Scan the lines below for the string "stage" and copy every one that has it.

▶ _Data to process_:
- - -
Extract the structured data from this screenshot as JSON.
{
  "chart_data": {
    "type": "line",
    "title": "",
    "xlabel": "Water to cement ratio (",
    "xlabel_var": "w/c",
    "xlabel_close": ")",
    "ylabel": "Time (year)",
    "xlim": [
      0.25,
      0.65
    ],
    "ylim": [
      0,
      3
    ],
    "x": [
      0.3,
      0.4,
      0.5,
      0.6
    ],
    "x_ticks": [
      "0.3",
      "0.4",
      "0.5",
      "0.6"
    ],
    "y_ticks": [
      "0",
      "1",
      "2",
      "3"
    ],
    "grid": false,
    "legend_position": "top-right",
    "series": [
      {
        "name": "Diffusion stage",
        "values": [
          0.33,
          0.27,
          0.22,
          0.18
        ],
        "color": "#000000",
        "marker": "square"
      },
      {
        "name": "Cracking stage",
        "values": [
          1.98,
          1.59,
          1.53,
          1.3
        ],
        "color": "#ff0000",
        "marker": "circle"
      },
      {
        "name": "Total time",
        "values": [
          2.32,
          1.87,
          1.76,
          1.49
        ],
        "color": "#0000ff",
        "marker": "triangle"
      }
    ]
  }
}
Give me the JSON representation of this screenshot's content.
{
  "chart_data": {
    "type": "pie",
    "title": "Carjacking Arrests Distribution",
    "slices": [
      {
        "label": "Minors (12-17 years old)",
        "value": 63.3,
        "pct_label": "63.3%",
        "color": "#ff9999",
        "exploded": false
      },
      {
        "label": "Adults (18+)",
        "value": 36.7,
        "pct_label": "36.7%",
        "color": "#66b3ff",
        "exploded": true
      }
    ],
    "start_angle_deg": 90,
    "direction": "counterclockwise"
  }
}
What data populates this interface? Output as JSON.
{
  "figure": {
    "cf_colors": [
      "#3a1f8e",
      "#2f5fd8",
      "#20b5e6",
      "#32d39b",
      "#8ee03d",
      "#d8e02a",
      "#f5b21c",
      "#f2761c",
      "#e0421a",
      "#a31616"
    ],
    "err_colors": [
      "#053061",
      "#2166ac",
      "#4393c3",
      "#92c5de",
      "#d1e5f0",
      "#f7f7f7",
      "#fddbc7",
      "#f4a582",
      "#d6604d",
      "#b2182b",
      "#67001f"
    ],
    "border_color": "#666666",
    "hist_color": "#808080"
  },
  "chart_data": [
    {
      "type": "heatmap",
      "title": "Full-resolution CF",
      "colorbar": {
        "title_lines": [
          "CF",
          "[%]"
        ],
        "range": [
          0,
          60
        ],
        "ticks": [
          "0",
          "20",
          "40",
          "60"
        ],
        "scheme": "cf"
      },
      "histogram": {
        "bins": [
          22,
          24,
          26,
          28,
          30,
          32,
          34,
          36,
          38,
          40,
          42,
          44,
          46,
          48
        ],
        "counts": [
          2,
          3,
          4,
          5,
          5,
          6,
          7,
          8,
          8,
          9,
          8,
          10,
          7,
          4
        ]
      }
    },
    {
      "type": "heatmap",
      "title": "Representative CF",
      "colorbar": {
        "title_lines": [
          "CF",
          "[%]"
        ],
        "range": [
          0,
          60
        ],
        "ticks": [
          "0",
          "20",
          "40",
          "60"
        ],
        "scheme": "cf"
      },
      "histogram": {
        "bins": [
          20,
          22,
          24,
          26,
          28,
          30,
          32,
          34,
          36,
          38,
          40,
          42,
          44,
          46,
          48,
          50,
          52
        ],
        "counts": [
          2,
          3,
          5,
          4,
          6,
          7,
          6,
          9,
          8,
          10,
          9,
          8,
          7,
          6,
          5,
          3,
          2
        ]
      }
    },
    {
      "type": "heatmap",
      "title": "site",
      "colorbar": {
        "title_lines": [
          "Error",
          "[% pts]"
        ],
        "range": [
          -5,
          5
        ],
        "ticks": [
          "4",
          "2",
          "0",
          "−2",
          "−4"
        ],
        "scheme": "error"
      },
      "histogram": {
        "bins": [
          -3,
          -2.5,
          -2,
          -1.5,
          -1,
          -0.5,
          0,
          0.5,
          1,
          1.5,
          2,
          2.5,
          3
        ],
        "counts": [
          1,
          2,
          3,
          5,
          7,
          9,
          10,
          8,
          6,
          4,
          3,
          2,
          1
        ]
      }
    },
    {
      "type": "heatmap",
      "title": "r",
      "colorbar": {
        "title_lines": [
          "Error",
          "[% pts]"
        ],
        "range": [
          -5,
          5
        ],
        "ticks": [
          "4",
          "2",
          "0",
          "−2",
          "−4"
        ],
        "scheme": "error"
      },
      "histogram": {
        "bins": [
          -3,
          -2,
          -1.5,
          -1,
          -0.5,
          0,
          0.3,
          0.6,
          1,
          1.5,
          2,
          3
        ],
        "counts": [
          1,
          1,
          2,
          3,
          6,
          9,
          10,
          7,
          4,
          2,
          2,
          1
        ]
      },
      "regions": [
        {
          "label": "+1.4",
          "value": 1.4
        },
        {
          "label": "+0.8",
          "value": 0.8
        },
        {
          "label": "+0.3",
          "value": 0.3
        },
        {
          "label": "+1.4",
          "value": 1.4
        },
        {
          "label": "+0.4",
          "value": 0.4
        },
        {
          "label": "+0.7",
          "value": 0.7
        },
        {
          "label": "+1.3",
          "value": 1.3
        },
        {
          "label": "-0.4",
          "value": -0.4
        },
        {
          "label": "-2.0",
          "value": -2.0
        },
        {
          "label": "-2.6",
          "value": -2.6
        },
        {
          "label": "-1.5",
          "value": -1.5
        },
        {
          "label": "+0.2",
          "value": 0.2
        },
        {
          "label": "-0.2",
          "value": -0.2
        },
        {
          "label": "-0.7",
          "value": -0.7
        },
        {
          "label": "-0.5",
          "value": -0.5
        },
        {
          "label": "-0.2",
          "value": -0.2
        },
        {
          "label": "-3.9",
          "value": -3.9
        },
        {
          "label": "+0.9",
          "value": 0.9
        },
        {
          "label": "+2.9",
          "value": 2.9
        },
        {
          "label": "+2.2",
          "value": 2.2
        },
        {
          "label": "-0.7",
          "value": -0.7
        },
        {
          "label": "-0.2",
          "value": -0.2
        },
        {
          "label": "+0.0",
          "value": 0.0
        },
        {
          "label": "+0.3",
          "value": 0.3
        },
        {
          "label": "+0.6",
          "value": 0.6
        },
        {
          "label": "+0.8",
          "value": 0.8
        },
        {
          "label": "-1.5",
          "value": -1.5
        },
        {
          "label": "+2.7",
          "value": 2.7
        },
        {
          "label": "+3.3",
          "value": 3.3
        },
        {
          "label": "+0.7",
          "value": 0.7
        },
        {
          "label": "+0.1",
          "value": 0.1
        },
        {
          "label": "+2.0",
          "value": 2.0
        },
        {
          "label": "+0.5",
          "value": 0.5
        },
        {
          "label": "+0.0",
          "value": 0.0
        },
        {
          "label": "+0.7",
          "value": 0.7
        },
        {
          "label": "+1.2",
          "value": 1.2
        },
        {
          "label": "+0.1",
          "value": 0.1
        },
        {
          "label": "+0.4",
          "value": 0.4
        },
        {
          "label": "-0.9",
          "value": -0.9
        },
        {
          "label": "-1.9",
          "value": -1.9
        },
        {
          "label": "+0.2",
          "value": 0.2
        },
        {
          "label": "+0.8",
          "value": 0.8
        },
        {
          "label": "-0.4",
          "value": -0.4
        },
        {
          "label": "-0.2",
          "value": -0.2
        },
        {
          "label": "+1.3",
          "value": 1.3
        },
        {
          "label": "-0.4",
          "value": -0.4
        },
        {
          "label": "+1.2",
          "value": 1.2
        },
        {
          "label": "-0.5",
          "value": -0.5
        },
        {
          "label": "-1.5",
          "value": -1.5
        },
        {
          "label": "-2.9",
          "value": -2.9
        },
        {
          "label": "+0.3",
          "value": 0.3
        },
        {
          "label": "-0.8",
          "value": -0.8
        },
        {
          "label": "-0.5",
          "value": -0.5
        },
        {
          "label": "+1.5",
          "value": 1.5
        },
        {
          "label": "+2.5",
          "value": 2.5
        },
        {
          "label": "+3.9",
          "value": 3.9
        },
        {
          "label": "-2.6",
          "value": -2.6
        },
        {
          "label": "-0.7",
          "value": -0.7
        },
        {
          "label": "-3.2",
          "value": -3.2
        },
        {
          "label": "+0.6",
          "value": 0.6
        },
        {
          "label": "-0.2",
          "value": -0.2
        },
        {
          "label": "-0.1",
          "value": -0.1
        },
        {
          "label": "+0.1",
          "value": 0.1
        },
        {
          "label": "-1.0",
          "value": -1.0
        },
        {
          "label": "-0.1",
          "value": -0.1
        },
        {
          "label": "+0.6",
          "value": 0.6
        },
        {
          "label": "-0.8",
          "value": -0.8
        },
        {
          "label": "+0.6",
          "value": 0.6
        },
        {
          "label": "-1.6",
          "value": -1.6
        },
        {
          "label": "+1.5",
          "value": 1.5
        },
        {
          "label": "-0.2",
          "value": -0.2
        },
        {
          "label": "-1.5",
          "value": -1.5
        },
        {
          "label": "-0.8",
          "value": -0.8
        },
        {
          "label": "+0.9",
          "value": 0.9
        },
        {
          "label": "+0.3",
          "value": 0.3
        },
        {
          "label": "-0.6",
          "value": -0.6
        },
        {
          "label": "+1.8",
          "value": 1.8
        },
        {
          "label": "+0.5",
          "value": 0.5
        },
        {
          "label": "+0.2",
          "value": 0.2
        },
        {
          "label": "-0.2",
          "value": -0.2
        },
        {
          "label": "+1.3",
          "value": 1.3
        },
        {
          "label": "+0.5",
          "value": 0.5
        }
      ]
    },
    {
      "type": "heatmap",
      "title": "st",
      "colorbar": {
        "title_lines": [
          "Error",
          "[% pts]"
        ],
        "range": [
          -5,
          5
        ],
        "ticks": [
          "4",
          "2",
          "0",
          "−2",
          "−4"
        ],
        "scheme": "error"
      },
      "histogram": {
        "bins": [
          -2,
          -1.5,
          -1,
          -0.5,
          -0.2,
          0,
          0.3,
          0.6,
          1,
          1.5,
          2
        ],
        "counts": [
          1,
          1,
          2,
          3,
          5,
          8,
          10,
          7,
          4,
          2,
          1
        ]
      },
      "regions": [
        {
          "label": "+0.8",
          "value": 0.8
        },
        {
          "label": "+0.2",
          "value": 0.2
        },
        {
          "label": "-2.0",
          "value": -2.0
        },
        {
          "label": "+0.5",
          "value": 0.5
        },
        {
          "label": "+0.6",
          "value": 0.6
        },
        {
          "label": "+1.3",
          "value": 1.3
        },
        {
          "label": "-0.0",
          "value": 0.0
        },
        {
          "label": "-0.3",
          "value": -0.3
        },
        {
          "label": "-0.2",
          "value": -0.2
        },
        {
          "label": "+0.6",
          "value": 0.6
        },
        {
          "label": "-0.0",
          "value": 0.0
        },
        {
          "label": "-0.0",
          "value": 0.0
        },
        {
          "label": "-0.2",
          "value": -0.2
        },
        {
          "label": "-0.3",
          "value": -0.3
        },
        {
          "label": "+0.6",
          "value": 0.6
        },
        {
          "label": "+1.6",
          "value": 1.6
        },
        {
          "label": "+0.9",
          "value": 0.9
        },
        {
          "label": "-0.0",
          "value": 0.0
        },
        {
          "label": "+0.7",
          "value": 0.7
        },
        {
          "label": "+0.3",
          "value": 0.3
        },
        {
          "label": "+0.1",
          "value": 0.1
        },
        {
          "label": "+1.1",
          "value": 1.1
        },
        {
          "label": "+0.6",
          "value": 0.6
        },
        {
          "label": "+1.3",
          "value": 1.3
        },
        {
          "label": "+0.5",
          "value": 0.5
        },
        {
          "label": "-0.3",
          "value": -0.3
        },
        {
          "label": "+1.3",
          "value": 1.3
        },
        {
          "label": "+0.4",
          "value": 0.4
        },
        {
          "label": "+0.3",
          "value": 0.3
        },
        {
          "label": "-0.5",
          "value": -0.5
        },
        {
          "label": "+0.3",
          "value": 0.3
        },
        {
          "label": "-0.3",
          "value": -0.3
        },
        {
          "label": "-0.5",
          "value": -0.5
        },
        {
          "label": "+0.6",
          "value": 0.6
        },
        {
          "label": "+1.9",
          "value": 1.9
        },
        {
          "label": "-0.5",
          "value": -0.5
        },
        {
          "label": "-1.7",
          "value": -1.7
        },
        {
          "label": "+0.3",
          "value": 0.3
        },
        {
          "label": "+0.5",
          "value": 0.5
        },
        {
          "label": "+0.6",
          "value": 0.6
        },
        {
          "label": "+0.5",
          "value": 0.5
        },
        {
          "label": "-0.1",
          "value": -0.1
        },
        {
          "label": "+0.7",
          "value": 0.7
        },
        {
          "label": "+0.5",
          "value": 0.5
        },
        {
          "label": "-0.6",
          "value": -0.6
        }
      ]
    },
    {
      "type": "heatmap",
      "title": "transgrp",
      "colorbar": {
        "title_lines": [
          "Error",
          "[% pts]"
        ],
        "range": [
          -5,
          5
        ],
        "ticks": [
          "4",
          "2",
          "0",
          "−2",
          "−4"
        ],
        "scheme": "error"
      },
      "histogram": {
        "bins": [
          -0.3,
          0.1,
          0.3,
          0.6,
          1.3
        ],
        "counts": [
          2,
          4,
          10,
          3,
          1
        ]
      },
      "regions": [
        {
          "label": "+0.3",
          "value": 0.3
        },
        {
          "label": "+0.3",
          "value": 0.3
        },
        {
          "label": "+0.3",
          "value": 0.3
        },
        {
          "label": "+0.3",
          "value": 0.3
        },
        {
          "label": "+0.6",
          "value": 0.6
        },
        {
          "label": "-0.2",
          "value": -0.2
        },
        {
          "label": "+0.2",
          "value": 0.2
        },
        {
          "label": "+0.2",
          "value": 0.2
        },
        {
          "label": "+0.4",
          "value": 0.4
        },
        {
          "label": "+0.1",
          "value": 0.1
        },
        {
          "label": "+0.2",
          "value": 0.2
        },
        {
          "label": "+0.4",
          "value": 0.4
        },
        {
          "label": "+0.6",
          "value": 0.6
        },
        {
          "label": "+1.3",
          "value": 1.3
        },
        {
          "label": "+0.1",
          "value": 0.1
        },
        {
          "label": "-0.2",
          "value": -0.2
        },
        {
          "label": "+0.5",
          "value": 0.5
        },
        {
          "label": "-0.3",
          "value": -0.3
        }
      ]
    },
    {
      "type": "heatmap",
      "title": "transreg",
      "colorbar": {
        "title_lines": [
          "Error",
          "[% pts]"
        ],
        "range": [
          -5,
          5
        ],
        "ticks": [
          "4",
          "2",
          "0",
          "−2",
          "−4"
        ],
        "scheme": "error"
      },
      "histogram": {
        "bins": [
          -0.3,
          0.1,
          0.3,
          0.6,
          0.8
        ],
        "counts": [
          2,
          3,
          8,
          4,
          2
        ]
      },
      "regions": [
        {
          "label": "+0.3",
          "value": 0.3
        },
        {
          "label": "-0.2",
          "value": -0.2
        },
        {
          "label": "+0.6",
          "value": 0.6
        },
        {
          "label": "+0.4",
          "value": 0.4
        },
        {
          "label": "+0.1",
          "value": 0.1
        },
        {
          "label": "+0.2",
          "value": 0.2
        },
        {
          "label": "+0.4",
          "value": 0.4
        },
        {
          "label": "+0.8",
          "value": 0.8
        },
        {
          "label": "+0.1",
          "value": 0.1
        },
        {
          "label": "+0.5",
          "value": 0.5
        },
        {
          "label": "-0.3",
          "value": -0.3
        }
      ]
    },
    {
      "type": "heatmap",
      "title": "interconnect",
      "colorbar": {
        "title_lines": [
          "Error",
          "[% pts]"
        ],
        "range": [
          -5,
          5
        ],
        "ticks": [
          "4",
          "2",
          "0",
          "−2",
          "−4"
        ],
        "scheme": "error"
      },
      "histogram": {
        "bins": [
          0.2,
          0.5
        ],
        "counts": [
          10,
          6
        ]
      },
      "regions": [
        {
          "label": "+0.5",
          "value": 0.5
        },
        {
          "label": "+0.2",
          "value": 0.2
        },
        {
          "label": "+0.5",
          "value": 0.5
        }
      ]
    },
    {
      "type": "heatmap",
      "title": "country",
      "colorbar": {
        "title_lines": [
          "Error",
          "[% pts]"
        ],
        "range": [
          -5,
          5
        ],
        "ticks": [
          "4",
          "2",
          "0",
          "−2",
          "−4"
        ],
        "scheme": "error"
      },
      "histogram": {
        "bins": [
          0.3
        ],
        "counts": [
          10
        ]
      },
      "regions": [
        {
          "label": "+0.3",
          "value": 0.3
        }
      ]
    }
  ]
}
- - -
▶ _Problem solution_:
        "name": "Diffusion stage",
        "name": "Cracking stage",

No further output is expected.